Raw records
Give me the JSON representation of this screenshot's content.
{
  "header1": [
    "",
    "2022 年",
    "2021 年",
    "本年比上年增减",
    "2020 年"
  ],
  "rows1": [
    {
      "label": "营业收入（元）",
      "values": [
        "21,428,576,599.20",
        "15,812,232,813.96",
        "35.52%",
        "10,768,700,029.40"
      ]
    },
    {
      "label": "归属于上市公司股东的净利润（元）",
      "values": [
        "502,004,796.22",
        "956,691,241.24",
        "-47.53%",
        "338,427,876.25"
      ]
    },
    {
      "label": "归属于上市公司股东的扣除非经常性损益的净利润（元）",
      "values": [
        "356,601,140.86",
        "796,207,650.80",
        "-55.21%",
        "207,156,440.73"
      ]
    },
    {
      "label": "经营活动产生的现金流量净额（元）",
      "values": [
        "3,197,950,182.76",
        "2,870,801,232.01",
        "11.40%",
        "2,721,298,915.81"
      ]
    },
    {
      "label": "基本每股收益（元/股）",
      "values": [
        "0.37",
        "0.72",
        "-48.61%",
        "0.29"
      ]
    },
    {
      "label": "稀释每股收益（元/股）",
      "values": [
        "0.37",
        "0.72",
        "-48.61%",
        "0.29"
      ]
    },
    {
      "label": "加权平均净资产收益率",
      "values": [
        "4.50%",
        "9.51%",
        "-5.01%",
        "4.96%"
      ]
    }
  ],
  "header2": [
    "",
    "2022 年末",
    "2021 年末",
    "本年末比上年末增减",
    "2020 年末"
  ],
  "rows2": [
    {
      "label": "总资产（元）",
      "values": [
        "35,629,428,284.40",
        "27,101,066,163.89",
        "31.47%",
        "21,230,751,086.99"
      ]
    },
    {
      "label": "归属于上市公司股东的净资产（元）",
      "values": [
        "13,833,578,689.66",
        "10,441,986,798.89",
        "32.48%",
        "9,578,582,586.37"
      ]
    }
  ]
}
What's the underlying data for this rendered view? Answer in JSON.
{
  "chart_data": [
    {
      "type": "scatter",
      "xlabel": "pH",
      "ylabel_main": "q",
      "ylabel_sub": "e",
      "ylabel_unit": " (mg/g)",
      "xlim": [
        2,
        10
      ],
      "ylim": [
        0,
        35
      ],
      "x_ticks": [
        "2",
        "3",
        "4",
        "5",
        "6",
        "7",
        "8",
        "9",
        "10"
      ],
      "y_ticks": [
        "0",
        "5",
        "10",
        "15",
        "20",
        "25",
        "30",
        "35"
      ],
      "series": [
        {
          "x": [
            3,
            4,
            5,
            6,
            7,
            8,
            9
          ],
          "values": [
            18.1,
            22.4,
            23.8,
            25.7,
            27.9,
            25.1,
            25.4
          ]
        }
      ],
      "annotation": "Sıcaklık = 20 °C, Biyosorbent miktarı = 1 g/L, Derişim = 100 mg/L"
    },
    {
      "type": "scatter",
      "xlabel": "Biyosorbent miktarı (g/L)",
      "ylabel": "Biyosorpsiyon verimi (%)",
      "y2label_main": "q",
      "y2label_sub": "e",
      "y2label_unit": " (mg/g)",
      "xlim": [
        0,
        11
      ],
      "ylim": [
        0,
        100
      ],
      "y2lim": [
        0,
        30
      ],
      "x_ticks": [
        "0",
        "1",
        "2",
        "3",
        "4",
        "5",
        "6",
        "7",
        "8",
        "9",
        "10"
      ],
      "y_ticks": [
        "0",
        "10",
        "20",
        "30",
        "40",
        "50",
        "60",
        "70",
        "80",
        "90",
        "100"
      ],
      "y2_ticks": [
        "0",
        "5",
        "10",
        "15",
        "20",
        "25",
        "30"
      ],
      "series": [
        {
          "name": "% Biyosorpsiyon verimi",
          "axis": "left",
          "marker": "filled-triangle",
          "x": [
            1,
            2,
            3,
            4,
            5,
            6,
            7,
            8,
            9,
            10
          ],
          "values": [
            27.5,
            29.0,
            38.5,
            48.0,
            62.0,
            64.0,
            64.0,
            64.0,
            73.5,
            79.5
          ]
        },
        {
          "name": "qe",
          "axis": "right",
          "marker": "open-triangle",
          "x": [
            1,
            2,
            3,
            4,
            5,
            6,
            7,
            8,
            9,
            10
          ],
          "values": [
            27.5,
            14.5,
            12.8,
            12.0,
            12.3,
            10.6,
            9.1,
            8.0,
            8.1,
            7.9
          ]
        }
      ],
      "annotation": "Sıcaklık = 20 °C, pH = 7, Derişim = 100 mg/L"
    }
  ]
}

[EXERCISE DESCRIPTION]: Work through the listing above and report how many lines include the string "xlabel", with no other text.

[ANSWER TO THIS EXERCISE]: 2